Work to complete: Output each entry that follows exactly. Images stay out.

___ Data entries

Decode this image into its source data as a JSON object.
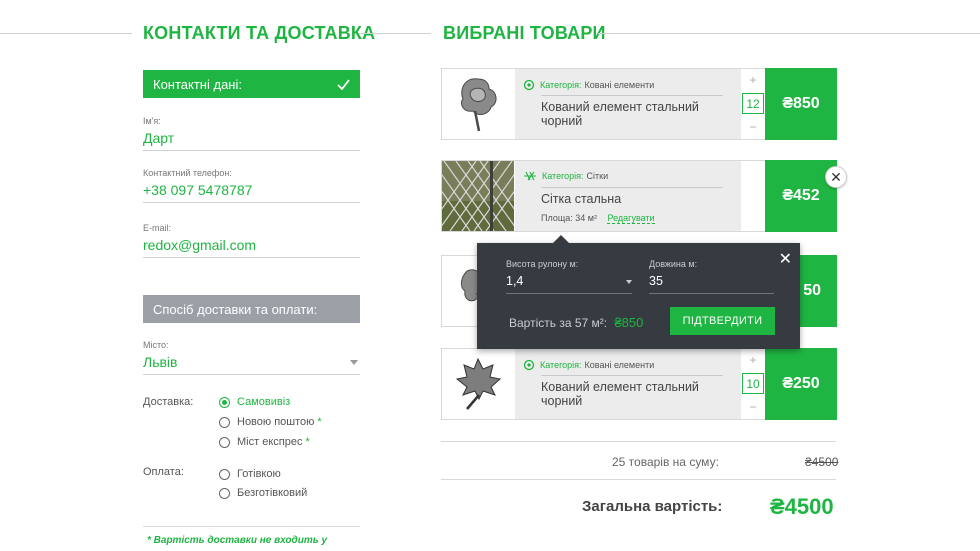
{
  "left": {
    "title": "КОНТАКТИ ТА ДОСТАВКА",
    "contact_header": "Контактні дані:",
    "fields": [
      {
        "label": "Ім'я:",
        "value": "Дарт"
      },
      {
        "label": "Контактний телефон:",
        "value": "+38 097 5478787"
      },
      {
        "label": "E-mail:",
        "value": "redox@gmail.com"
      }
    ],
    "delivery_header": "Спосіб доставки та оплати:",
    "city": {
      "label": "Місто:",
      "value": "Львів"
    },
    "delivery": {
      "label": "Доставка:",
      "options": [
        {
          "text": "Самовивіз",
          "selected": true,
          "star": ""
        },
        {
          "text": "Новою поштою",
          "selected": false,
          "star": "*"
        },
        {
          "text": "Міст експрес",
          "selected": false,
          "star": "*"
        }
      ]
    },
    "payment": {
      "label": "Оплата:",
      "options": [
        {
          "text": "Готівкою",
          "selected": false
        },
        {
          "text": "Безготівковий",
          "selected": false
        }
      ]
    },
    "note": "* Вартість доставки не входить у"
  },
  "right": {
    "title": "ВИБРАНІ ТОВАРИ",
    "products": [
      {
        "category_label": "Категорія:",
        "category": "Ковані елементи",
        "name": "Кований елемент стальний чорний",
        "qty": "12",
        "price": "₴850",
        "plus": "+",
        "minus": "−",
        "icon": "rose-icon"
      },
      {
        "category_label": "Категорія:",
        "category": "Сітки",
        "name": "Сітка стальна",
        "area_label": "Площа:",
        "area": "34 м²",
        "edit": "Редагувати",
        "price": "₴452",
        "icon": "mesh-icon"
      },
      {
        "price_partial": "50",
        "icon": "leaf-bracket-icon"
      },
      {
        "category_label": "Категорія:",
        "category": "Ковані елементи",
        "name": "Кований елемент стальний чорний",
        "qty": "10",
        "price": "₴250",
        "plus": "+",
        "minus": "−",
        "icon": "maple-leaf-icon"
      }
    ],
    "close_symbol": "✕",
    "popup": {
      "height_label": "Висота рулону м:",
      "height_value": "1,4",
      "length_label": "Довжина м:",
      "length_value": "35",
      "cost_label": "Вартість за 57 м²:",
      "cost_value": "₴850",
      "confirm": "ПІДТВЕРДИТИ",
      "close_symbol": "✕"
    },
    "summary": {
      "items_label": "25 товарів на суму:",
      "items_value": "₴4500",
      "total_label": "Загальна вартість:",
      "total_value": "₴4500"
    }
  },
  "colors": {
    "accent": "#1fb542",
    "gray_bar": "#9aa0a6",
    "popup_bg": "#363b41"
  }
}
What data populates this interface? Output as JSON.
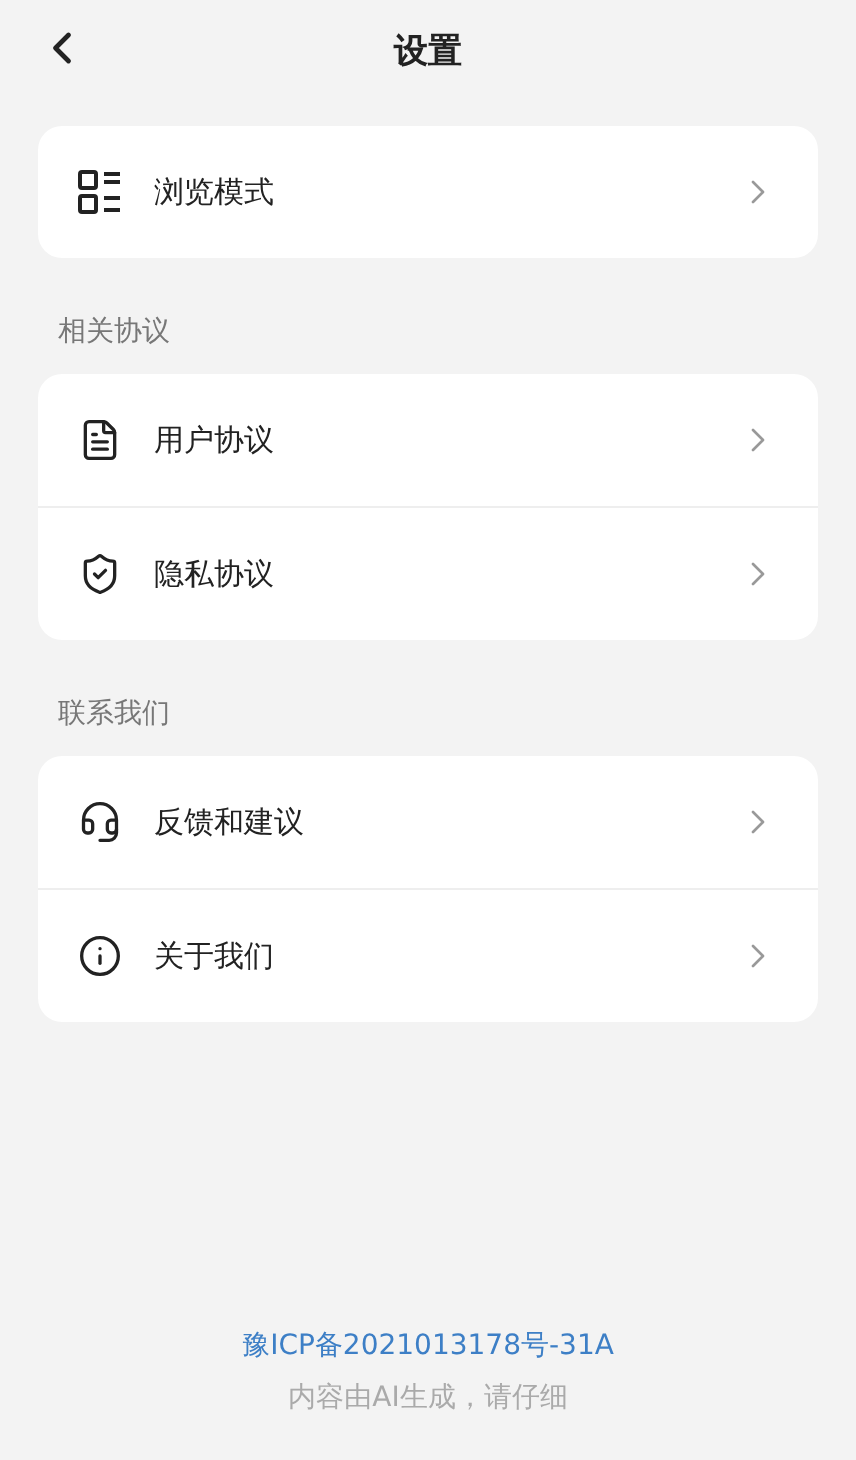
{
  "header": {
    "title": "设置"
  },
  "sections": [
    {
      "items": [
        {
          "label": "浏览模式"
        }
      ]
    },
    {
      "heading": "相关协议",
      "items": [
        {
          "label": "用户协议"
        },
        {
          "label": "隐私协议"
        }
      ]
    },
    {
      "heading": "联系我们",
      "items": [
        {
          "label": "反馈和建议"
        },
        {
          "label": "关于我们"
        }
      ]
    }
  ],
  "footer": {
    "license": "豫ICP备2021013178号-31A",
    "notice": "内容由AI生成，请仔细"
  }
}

______

Correct result:
Decode this image into its source data as a JSON object.
{
  "left": {
    "title": "КОНТАКТИ ТА ДОСТАВКА",
    "contact_header": "Контактні дані:",
    "fields": [
      {
        "label": "Ім'я:",
        "value": "Дарт"
      },
      {
        "label": "Контактний телефон:",
        "value": "+38 097 5478787"
      },
      {
        "label": "E-mail:",
        "value": "redox@gmail.com"
      }
    ],
    "delivery_header": "Спосіб доставки та оплати:",
    "city": {
      "label": "Місто:",
      "value": "Львів"
    },
    "delivery": {
      "label": "Доставка:",
      "options": [
        {
          "text": "Самовивіз",
          "selected": true,
          "star": ""
        },
        {
          "text": "Новою поштою",
          "selected": false,
          "star": "*"
        },
        {
          "text": "Міст експрес",
          "selected": false,
          "star": "*"
        }
      ]
    },
    "payment": {
      "label": "Оплата:",
      "options": [
        {
          "text": "Готівкою",
          "selected": false
        },
        {
          "text": "Безготівковий",
          "selected": false
        }
      ]
    },
    "note": "* Вартість доставки не входить у"
  },
  "right": {
    "title": "ВИБРАНІ ТОВАРИ",
    "products": [
      {
        "category_label": "Категорія:",
        "category": "Ковані елементи",
        "name": "Кований елемент стальний чорний",
        "qty": "12",
        "price": "₴850",
        "plus": "+",
        "minus": "−",
        "icon": "rose-icon"
      },
      {
        "category_label": "Категорія:",
        "category": "Сітки",
        "name": "Сітка стальна",
        "area_label": "Площа:",
        "area": "34 м²",
        "edit": "Редагувати",
        "price": "₴452",
        "icon": "mesh-icon"
      },
      {
        "price_partial": "50",
        "icon": "leaf-bracket-icon"
      },
      {
        "category_label": "Категорія:",
        "category": "Ковані елементи",
        "name": "Кований елемент стальний чорний",
        "qty": "10",
        "price": "₴250",
        "plus": "+",
        "minus": "−",
        "icon": "maple-leaf-icon"
      }
    ],
    "close_symbol": "✕",
    "popup": {
      "height_label": "Висота рулону м:",
      "height_value": "1,4",
      "length_label": "Довжина м:",
      "length_value": "35",
      "cost_label": "Вартість за 57 м²:",
      "cost_value": "₴850",
      "confirm": "ПІДТВЕРДИТИ",
      "close_symbol": "✕"
    },
    "summary": {
      "items_label": "25 товарів на суму:",
      "items_value": "₴4500",
      "total_label": "Загальна вартість:",
      "total_value": "₴4500"
    }
  },
  "colors": {
    "accent": "#1fb542",
    "gray_bar": "#9aa0a6",
    "popup_bg": "#363b41"
  }
}
What data populates this interface? Output as JSON.
{
  "header": {
    "title": "设置"
  },
  "sections": [
    {
      "items": [
        {
          "label": "浏览模式"
        }
      ]
    },
    {
      "heading": "相关协议",
      "items": [
        {
          "label": "用户协议"
        },
        {
          "label": "隐私协议"
        }
      ]
    },
    {
      "heading": "联系我们",
      "items": [
        {
          "label": "反馈和建议"
        },
        {
          "label": "关于我们"
        }
      ]
    }
  ],
  "footer": {
    "license": "豫ICP备2021013178号-31A",
    "notice": "内容由AI生成，请仔细"
  }
}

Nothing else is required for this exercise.